[Source records]
↓↓↓
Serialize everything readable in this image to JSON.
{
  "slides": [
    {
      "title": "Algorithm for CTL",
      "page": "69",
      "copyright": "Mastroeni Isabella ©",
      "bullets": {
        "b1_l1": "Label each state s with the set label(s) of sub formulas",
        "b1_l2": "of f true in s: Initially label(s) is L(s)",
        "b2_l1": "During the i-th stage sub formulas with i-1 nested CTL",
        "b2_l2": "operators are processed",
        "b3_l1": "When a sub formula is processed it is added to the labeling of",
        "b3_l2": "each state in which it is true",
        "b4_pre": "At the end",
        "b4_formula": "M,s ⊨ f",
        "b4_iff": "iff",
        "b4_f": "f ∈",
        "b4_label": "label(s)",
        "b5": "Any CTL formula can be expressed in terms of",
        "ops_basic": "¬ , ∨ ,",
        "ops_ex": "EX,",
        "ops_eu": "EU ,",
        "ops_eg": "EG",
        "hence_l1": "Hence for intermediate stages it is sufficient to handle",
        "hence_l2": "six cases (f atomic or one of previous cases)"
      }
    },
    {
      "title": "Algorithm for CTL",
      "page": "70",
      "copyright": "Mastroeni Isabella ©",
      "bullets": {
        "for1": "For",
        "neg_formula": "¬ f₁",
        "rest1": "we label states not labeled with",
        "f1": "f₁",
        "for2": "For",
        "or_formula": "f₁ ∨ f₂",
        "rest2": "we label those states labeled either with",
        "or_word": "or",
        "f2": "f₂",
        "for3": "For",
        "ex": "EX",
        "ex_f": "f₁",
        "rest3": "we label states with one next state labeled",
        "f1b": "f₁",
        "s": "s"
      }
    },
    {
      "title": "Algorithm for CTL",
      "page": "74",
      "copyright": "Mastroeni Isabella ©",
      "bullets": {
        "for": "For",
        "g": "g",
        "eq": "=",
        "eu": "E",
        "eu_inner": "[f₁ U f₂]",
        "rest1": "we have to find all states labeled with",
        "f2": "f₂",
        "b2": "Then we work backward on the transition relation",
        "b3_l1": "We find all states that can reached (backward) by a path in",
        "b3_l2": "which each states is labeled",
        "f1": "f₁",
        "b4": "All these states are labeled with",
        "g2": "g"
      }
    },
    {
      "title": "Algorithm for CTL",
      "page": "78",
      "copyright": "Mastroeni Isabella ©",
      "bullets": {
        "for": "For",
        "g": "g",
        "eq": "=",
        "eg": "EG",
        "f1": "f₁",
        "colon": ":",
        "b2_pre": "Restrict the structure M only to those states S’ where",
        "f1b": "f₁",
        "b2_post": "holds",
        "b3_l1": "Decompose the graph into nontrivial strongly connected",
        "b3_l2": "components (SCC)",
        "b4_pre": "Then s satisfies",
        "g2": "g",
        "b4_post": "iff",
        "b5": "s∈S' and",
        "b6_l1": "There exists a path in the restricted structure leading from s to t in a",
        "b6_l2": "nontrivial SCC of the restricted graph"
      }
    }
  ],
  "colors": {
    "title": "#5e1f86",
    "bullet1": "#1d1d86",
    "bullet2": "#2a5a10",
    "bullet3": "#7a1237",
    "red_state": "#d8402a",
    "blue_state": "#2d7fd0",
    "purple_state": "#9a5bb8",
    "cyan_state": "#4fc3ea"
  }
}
↑↑↑
> _EXERCISE DESCRIPTION_
Search the listing for the word "structure" and return each line that holds it.

> _EXERCISE RESPONSE_
        "b2_pre": "Restrict the structure M only to those states S’ where",
        "b6_l1": "There exists a path in the restricted structure leading from s to t in a",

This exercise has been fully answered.